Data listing

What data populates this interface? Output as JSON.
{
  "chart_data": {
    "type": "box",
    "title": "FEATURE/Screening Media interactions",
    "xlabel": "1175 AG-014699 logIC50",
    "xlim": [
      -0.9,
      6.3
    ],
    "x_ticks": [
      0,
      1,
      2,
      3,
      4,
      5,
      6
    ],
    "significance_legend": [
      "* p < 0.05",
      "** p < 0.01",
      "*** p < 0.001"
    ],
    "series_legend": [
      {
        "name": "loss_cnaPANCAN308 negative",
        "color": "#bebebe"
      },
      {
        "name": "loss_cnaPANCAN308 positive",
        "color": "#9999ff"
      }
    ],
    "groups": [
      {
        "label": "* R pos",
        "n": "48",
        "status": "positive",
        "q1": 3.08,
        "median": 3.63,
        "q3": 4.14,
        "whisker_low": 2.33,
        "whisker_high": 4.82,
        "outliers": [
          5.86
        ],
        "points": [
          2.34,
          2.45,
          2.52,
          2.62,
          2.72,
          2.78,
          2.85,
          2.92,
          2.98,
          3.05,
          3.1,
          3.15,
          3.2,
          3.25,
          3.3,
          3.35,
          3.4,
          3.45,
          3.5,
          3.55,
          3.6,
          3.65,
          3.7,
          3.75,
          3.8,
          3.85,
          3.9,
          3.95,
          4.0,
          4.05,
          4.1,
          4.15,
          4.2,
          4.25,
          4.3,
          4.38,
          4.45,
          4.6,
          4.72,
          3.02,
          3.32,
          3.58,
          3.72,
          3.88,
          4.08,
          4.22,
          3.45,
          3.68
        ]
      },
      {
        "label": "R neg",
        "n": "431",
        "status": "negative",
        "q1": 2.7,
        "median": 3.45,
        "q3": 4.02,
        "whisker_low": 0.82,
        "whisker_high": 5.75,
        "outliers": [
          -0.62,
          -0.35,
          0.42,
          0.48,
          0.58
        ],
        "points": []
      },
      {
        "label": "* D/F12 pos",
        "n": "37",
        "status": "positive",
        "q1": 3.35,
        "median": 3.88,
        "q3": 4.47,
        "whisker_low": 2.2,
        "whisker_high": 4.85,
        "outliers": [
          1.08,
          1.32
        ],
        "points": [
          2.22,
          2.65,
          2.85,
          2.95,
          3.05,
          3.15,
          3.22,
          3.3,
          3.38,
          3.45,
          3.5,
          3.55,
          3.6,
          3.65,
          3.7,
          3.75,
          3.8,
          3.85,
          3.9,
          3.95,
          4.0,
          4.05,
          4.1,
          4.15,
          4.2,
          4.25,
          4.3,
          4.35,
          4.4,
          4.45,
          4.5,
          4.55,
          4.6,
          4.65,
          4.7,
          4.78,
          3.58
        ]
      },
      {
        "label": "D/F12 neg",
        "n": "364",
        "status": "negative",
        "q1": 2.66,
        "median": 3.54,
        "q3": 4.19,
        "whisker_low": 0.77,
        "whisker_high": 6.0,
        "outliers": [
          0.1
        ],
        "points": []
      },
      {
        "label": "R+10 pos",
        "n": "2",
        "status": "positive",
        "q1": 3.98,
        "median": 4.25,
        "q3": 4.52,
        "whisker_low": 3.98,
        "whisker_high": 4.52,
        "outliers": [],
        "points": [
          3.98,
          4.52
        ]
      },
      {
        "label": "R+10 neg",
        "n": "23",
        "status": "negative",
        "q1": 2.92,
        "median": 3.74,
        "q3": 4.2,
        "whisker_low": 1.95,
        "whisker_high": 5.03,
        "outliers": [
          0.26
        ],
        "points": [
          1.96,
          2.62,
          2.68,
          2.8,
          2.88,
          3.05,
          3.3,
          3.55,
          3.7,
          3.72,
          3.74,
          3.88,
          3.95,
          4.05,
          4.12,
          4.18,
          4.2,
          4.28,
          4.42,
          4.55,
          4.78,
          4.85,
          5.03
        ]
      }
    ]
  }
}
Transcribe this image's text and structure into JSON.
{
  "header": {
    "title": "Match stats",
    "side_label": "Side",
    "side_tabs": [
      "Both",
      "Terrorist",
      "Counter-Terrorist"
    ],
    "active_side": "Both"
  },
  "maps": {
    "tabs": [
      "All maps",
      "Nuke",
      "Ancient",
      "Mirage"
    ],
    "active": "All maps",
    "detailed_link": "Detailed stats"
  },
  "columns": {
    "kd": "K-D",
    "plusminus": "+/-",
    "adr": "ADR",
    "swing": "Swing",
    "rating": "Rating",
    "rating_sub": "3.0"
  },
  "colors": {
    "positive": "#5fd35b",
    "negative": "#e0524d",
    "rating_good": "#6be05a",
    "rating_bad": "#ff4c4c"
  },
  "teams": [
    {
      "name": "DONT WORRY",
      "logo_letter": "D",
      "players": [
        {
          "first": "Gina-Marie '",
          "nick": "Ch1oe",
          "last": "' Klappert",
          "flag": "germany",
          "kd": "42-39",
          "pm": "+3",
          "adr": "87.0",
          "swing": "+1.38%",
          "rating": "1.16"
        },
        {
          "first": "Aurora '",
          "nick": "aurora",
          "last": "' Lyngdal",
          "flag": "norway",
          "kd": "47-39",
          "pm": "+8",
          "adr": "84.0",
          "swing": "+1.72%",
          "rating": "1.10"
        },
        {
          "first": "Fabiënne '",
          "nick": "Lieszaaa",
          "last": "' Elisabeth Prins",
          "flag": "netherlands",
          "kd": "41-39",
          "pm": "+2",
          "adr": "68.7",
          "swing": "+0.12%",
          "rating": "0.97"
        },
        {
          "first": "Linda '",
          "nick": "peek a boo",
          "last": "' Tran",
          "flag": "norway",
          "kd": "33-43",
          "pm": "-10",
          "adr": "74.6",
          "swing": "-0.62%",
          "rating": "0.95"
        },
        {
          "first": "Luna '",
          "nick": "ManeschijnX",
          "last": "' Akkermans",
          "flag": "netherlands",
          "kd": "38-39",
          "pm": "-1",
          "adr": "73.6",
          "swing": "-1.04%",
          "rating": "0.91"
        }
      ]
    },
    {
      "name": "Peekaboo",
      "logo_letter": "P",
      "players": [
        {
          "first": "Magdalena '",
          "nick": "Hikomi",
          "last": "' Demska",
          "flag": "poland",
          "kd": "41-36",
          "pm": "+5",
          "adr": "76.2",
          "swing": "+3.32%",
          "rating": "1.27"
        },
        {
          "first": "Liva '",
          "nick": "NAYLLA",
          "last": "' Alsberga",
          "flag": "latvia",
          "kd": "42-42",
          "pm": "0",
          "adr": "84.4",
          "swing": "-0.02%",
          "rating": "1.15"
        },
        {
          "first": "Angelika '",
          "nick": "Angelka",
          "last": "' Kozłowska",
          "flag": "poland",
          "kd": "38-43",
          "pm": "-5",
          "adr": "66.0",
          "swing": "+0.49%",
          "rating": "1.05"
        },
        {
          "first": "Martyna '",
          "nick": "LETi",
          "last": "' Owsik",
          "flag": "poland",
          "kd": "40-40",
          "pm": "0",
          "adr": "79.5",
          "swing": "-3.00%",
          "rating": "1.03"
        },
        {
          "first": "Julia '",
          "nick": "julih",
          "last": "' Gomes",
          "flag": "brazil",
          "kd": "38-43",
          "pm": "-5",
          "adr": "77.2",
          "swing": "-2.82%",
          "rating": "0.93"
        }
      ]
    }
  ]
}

» **PROBLEM TO WORK ON**
Write out every line exactly as it stands.

» **FINAL RESULT**
What data populates this interface? Output as JSON.
{
  "chart_data": {
    "type": "box",
    "title": "FEATURE/Screening Media interactions",
    "xlabel": "1175 AG-014699 logIC50",
    "xlim": [
      -0.9,
      6.3
    ],
    "x_ticks": [
      0,
      1,
      2,
      3,
      4,
      5,
      6
    ],
    "significance_legend": [
      "* p < 0.05",
      "** p < 0.01",
      "*** p < 0.001"
    ],
    "series_legend": [
      {
        "name": "loss_cnaPANCAN308 negative",
        "color": "#bebebe"
      },
      {
        "name": "loss_cnaPANCAN308 positive",
        "color": "#9999ff"
      }
    ],
    "groups": [
      {
        "label": "* R pos",
        "n": "48",
        "status": "positive",
        "q1": 3.08,
        "median": 3.63,
        "q3": 4.14,
        "whisker_low": 2.33,
        "whisker_high": 4.82,
        "outliers": [
          5.86
        ],
        "points": [
          2.34,
          2.45,
          2.52,
          2.62,
          2.72,
          2.78,
          2.85,
          2.92,
          2.98,
          3.05,
          3.1,
          3.15,
          3.2,
          3.25,
          3.3,
          3.35,
          3.4,
          3.45,
          3.5,
          3.55,
          3.6,
          3.65,
          3.7,
          3.75,
          3.8,
          3.85,
          3.9,
          3.95,
          4.0,
          4.05,
          4.1,
          4.15,
          4.2,
          4.25,
          4.3,
          4.38,
          4.45,
          4.6,
          4.72,
          3.02,
          3.32,
          3.58,
          3.72,
          3.88,
          4.08,
          4.22,
          3.45,
          3.68
        ]
      },
      {
        "label": "R neg",
        "n": "431",
        "status": "negative",
        "q1": 2.7,
        "median": 3.45,
        "q3": 4.02,
        "whisker_low": 0.82,
        "whisker_high": 5.75,
        "outliers": [
          -0.62,
          -0.35,
          0.42,
          0.48,
          0.58
        ],
        "points": []
      },
      {
        "label": "* D/F12 pos",
        "n": "37",
        "status": "positive",
        "q1": 3.35,
        "median": 3.88,
        "q3": 4.47,
        "whisker_low": 2.2,
        "whisker_high": 4.85,
        "outliers": [
          1.08,
          1.32
        ],
        "points": [
          2.22,
          2.65,
          2.85,
          2.95,
          3.05,
          3.15,
          3.22,
          3.3,
          3.38,
          3.45,
          3.5,
          3.55,
          3.6,
          3.65,
          3.7,
          3.75,
          3.8,
          3.85,
          3.9,
          3.95,
          4.0,
          4.05,
          4.1,
          4.15,
          4.2,
          4.25,
          4.3,
          4.35,
          4.4,
          4.45,
          4.5,
          4.55,
          4.6,
          4.65,
          4.7,
          4.78,
          3.58
        ]
      },
      {
        "label": "D/F12 neg",
        "n": "364",
        "status": "negative",
        "q1": 2.66,
        "median": 3.54,
        "q3": 4.19,
        "whisker_low": 0.77,
        "whisker_high": 6.0,
        "outliers": [
          0.1
        ],
        "points": []
      },
      {
        "label": "R+10 pos",
        "n": "2",
        "status": "positive",
        "q1": 3.98,
        "median": 4.25,
        "q3": 4.52,
        "whisker_low": 3.98,
        "whisker_high": 4.52,
        "outliers": [],
        "points": [
          3.98,
          4.52
        ]
      },
      {
        "label": "R+10 neg",
        "n": "23",
        "status": "negative",
        "q1": 2.92,
        "median": 3.74,
        "q3": 4.2,
        "whisker_low": 1.95,
        "whisker_high": 5.03,
        "outliers": [
          0.26
        ],
        "points": [
          1.96,
          2.62,
          2.68,
          2.8,
          2.88,
          3.05,
          3.3,
          3.55,
          3.7,
          3.72,
          3.74,
          3.88,
          3.95,
          4.05,
          4.12,
          4.18,
          4.2,
          4.28,
          4.42,
          4.55,
          4.78,
          4.85,
          5.03
        ]
      }
    ]
  }
}
Transcribe this image's text and structure into JSON.
{
  "header": {
    "title": "Match stats",
    "side_label": "Side",
    "side_tabs": [
      "Both",
      "Terrorist",
      "Counter-Terrorist"
    ],
    "active_side": "Both"
  },
  "maps": {
    "tabs": [
      "All maps",
      "Nuke",
      "Ancient",
      "Mirage"
    ],
    "active": "All maps",
    "detailed_link": "Detailed stats"
  },
  "columns": {
    "kd": "K-D",
    "plusminus": "+/-",
    "adr": "ADR",
    "swing": "Swing",
    "rating": "Rating",
    "rating_sub": "3.0"
  },
  "colors": {
    "positive": "#5fd35b",
    "negative": "#e0524d",
    "rating_good": "#6be05a",
    "rating_bad": "#ff4c4c"
  },
  "teams": [
    {
      "name": "DONT WORRY",
      "logo_letter": "D",
      "players": [
        {
          "first": "Gina-Marie '",
          "nick": "Ch1oe",
          "last": "' Klappert",
          "flag": "germany",
          "kd": "42-39",
          "pm": "+3",
          "adr": "87.0",
          "swing": "+1.38%",
          "rating": "1.16"
        },
        {
          "first": "Aurora '",
          "nick": "aurora",
          "last": "' Lyngdal",
          "flag": "norway",
          "kd": "47-39",
          "pm": "+8",
          "adr": "84.0",
          "swing": "+1.72%",
          "rating": "1.10"
        },
        {
          "first": "Fabiënne '",
          "nick": "Lieszaaa",
          "last": "' Elisabeth Prins",
          "flag": "netherlands",
          "kd": "41-39",
          "pm": "+2",
          "adr": "68.7",
          "swing": "+0.12%",
          "rating": "0.97"
        },
        {
          "first": "Linda '",
          "nick": "peek a boo",
          "last": "' Tran",
          "flag": "norway",
          "kd": "33-43",
          "pm": "-10",
          "adr": "74.6",
          "swing": "-0.62%",
          "rating": "0.95"
        },
        {
          "first": "Luna '",
          "nick": "ManeschijnX",
          "last": "' Akkermans",
          "flag": "netherlands",
          "kd": "38-39",
          "pm": "-1",
          "adr": "73.6",
          "swing": "-1.04%",
          "rating": "0.91"
        }
      ]
    },
    {
      "name": "Peekaboo",
      "logo_letter": "P",
      "players": [
        {
          "first": "Magdalena '",
          "nick": "Hikomi",
          "last": "' Demska",
          "flag": "poland",
          "kd": "41-36",
          "pm": "+5",
          "adr": "76.2",
          "swing": "+3.32%",
          "rating": "1.27"
        },
        {
          "first": "Liva '",
          "nick": "NAYLLA",
          "last": "' Alsberga",
          "flag": "latvia",
          "kd": "42-42",
          "pm": "0",
          "adr": "84.4",
          "swing": "-0.02%",
          "rating": "1.15"
        },
        {
          "first": "Angelika '",
          "nick": "Angelka",
          "last": "' Kozłowska",
          "flag": "poland",
          "kd": "38-43",
          "pm": "-5",
          "adr": "66.0",
          "swing": "+0.49%",
          "rating": "1.05"
        },
        {
          "first": "Martyna '",
          "nick": "LETi",
          "last": "' Owsik",
          "flag": "poland",
          "kd": "40-40",
          "pm": "0",
          "adr": "79.5",
          "swing": "-3.00%",
          "rating": "1.03"
        },
        {
          "first": "Julia '",
          "nick": "julih",
          "last": "' Gomes",
          "flag": "brazil",
          "kd": "38-43",
          "pm": "-5",
          "adr": "77.2",
          "swing": "-2.82%",
          "rating": "0.93"
        }
      ]
    }
  ]
}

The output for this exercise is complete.